(EXCERPT)
Personal information
- Born: 20 August 1989 (age 36) Siboh Village, Marakwet District, Kenya
- Height: 1.70 m (5 ft 7 in) (2012)
- Weight: 56 kg (123 lb) (2012)

Achievements and titles
- Personal best: 1500 m: 3:27:64 (2014)

Medal record
Men's athletics
Representing Kenya
World Championships
| Silver medal – second place | 2011 Daegu | 1500 m |
Commonwealth Games
| Gold medal – first place | 2010 New Delhi | 1500 m |

= Silas Kiplagat =

Kenyan middle-distance runner

Silas Kiplagat (born 20 August 1989) is a Kenyan middle-distance runner who specialises in the 1500 metres. He has a personal best of 3:27.64 minutes, which makes him the seventh fastest of all-time over the distance.

Born in Siboh Village, Marakwet District, he started training in seriousness for competitive running in 2008 after completing Chebara high school in Marakwet district. He met Sammy Kitwara and the professional trained with him and introduced him to his coach, Moses Kiptanui, a three-time world champion in the steeplechase. He initially wanted to follow Kitwara into longer distances, but Kiptanui recognised his speed and urged him to try shorter events instead.

He tried his hand at cross country running and was seventeenth at the Kenyan National Cross Country Championships. An appearance at the World's Best 10K in Puerto Rico saw him finish in tenth place. It was only when he ran in the 1500 metres that he showed his true athletic potential: he won the race at the Kenya Prisons Championships and then was runner-up at the National Championships, beaten only by the reigning Olympic champion Asbel Kiprop. Italian coach Renato Canova assisting him technically introduced him to the Italian manager Gianni Demadonna that signed him up, gaining him a place in the 1500 m at the Herculis meeting in Monaco.
(End EXCERPT)
§ **WORK REQUEST A**: How would you render this sentence from the Silas Kiplagat article in Spanish: "Silas Kiplagat (born 20 August 1989) is a Kenyan middle-distance runner who specialises in the 1500 metres."
§ **WORK REQUEST B**: Can you reproduce the Silas Kiplagat article word for word, from "Silas Kiplagat (born" up to and including "over the distance."?
§ **WORK REQUEST C**: What comes next in the Silas Kiplagat article? Continue it from the point where it stops.
You won't need the data that follows for anything here.
(PROVIDED DATA)
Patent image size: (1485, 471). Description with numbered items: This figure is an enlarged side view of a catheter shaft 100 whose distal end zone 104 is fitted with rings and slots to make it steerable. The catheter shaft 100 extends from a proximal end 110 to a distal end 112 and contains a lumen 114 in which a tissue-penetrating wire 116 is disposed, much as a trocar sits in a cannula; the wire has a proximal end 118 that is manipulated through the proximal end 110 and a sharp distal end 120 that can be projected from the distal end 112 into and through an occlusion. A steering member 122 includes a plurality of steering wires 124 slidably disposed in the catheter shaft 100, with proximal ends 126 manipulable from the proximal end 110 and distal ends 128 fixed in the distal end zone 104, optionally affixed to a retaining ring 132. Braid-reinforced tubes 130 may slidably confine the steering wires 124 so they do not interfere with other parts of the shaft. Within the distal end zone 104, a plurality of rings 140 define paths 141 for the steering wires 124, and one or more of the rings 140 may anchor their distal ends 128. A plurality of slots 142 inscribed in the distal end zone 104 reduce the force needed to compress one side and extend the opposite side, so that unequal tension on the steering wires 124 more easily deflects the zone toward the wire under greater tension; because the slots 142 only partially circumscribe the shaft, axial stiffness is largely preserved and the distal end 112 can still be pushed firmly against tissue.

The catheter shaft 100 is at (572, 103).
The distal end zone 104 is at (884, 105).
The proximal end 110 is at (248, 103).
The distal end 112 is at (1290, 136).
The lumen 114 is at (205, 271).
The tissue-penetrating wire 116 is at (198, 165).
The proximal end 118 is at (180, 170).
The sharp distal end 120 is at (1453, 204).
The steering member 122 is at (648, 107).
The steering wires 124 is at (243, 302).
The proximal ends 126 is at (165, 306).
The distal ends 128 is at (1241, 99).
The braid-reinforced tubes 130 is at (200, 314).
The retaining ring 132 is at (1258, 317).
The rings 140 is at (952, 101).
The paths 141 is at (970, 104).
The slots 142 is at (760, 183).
(End PROVIDED DATA)
§ **ANSWER A**: Silas Kiplagat (nacido el 20 de agosto de 1989) es un corredor keniano de media distancia que se especializa en los 1500 metros.

§ **ANSWER B**:
Silas Kiplagat (born 20 August 1989) is a Kenyan middle-distance runner who specialises in the 1500 metres. He has a personal best of 3:27.64 minutes, which makes him the seventh fastest of all-time over the distance.

§ **ANSWER C**:
His European debut marked a meteoric arrival onto the elite athletics scene – not only did he outrun more experienced runners such as Amine Laâlou and Augustine Choge, but he improved his personal best time by five seconds of 3:29.27 and raised himself into the top ten fastest runners ever for the event. He gained selection for the event at the 2010 African Championships in Athletics and he just missed out on a medal, finishing fourth behind Mekonnen Gebremedhin. He returned to Europe and won at the Internationales Stadionfest and was second at the Rieti Meeting to Asbel Kiprop. After the close of the European summer track and field circuit, he represented Kenya at the 2010 Commonwealth Games in New Delhi. He and James Magut completed a Kenyan 1–2 as Kiplagat became the Commonwealth champion with a tactical performance to beat defending champion Nick Willis.

He won silver at the 2011 World Championships, in a time of 3:35.92.

He competed at the 2012 Summer Olympics, finishing in 7th place in the finals, with a time of 3:36.19.